Repeat every record below exactly as it appears.

◆ ◆ ◆ ◆

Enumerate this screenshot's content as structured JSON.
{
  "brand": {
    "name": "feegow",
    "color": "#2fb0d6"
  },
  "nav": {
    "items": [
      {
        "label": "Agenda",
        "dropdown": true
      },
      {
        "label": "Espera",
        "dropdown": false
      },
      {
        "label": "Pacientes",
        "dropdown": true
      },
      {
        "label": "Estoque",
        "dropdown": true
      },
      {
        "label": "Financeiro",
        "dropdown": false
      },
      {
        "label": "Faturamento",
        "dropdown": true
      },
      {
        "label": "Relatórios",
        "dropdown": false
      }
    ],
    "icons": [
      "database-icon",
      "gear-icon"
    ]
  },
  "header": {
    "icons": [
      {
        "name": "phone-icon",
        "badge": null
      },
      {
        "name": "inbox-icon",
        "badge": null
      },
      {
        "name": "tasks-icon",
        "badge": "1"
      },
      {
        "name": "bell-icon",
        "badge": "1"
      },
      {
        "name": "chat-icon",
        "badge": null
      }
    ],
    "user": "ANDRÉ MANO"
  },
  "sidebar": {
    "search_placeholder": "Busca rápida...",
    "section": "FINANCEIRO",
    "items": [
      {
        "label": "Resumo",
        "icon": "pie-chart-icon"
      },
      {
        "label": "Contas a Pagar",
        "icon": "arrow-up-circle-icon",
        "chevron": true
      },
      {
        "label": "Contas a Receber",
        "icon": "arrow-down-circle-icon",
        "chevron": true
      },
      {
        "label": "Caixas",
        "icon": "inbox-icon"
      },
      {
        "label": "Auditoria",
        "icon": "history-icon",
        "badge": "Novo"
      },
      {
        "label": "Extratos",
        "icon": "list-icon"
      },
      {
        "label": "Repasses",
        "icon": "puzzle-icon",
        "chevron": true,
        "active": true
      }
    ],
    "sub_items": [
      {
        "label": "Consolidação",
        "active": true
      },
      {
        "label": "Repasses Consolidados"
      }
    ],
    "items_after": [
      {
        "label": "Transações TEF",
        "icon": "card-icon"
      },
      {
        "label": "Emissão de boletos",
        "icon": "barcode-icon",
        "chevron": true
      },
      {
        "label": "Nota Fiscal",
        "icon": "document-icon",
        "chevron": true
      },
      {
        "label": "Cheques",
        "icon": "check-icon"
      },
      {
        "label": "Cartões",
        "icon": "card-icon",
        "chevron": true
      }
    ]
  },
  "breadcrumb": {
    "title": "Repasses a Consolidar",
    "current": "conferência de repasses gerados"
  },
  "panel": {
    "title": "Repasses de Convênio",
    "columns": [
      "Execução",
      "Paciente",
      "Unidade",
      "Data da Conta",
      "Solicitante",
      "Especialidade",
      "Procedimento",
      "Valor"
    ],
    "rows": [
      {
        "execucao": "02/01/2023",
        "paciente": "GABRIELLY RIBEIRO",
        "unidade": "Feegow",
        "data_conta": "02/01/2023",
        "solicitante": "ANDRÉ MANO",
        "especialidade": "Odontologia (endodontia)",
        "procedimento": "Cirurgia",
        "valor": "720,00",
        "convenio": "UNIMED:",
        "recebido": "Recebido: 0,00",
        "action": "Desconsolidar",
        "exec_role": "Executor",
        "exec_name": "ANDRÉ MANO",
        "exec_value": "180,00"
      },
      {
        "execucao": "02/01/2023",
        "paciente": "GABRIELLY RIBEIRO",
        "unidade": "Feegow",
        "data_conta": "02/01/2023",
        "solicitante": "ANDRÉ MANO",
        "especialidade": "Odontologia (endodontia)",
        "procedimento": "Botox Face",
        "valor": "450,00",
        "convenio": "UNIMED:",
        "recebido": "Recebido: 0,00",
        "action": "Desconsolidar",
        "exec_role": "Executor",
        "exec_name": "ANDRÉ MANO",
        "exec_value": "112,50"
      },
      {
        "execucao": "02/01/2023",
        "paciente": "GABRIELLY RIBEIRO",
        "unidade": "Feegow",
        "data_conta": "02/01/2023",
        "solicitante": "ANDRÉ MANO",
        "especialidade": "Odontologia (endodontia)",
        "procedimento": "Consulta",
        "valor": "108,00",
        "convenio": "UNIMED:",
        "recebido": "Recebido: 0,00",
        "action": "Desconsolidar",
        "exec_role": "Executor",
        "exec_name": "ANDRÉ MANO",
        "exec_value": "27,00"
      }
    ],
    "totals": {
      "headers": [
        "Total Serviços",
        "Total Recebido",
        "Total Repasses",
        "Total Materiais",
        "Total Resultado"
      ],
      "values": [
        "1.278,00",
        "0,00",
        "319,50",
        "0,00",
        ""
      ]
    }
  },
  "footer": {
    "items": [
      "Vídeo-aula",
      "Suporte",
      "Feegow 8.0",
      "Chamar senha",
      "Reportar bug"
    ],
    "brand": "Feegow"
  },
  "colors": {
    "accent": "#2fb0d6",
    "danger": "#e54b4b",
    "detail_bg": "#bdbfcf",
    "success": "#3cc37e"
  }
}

◆ ◆ ◆ ◆

-- Right answer --
Enumerate this screenshot's content as structured JSON.
{
  "brand": {
    "name": "feegow",
    "color": "#2fb0d6"
  },
  "nav": {
    "items": [
      {
        "label": "Agenda",
        "dropdown": true
      },
      {
        "label": "Espera",
        "dropdown": false
      },
      {
        "label": "Pacientes",
        "dropdown": true
      },
      {
        "label": "Estoque",
        "dropdown": true
      },
      {
        "label": "Financeiro",
        "dropdown": false
      },
      {
        "label": "Faturamento",
        "dropdown": true
      },
      {
        "label": "Relatórios",
        "dropdown": false
      }
    ],
    "icons": [
      "database-icon",
      "gear-icon"
    ]
  },
  "header": {
    "icons": [
      {
        "name": "phone-icon",
        "badge": null
      },
      {
        "name": "inbox-icon",
        "badge": null
      },
      {
        "name": "tasks-icon",
        "badge": "1"
      },
      {
        "name": "bell-icon",
        "badge": "1"
      },
      {
        "name": "chat-icon",
        "badge": null
      }
    ],
    "user": "ANDRÉ MANO"
  },
  "sidebar": {
    "search_placeholder": "Busca rápida...",
    "section": "FINANCEIRO",
    "items": [
      {
        "label": "Resumo",
        "icon": "pie-chart-icon"
      },
      {
        "label": "Contas a Pagar",
        "icon": "arrow-up-circle-icon",
        "chevron": true
      },
      {
        "label": "Contas a Receber",
        "icon": "arrow-down-circle-icon",
        "chevron": true
      },
      {
        "label": "Caixas",
        "icon": "inbox-icon"
      },
      {
        "label": "Auditoria",
        "icon": "history-icon",
        "badge": "Novo"
      },
      {
        "label": "Extratos",
        "icon": "list-icon"
      },
      {
        "label": "Repasses",
        "icon": "puzzle-icon",
        "chevron": true,
        "active": true
      }
    ],
    "sub_items": [
      {
        "label": "Consolidação",
        "active": true
      },
      {
        "label": "Repasses Consolidados"
      }
    ],
    "items_after": [
      {
        "label": "Transações TEF",
        "icon": "card-icon"
      },
      {
        "label": "Emissão de boletos",
        "icon": "barcode-icon",
        "chevron": true
      },
      {
        "label": "Nota Fiscal",
        "icon": "document-icon",
        "chevron": true
      },
      {
        "label": "Cheques",
        "icon": "check-icon"
      },
      {
        "label": "Cartões",
        "icon": "card-icon",
        "chevron": true
      }
    ]
  },
  "breadcrumb": {
    "title": "Repasses a Consolidar",
    "current": "conferência de repasses gerados"
  },
  "panel": {
    "title": "Repasses de Convênio",
    "columns": [
      "Execução",
      "Paciente",
      "Unidade",
      "Data da Conta",
      "Solicitante",
      "Especialidade",
      "Procedimento",
      "Valor"
    ],
    "rows": [
      {
        "execucao": "02/01/2023",
        "paciente": "GABRIELLY RIBEIRO",
        "unidade": "Feegow",
        "data_conta": "02/01/2023",
        "solicitante": "ANDRÉ MANO",
        "especialidade": "Odontologia (endodontia)",
        "procedimento": "Cirurgia",
        "valor": "720,00",
        "convenio": "UNIMED:",
        "recebido": "Recebido: 0,00",
        "action": "Desconsolidar",
        "exec_role": "Executor",
        "exec_name": "ANDRÉ MANO",
        "exec_value": "180,00"
      },
      {
        "execucao": "02/01/2023",
        "paciente": "GABRIELLY RIBEIRO",
        "unidade": "Feegow",
        "data_conta": "02/01/2023",
        "solicitante": "ANDRÉ MANO",
        "especialidade": "Odontologia (endodontia)",
        "procedimento": "Botox Face",
        "valor": "450,00",
        "convenio": "UNIMED:",
        "recebido": "Recebido: 0,00",
        "action": "Desconsolidar",
        "exec_role": "Executor",
        "exec_name": "ANDRÉ MANO",
        "exec_value": "112,50"
      },
      {
        "execucao": "02/01/2023",
        "paciente": "GABRIELLY RIBEIRO",
        "unidade": "Feegow",
        "data_conta": "02/01/2023",
        "solicitante": "ANDRÉ MANO",
        "especialidade": "Odontologia (endodontia)",
        "procedimento": "Consulta",
        "valor": "108,00",
        "convenio": "UNIMED:",
        "recebido": "Recebido: 0,00",
        "action": "Desconsolidar",
        "exec_role": "Executor",
        "exec_name": "ANDRÉ MANO",
        "exec_value": "27,00"
      }
    ],
    "totals": {
      "headers": [
        "Total Serviços",
        "Total Recebido",
        "Total Repasses",
        "Total Materiais",
        "Total Resultado"
      ],
      "values": [
        "1.278,00",
        "0,00",
        "319,50",
        "0,00",
        ""
      ]
    }
  },
  "footer": {
    "items": [
      "Vídeo-aula",
      "Suporte",
      "Feegow 8.0",
      "Chamar senha",
      "Reportar bug"
    ],
    "brand": "Feegow"
  },
  "colors": {
    "accent": "#2fb0d6",
    "danger": "#e54b4b",
    "detail_bg": "#bdbfcf",
    "success": "#3cc37e"
  }
}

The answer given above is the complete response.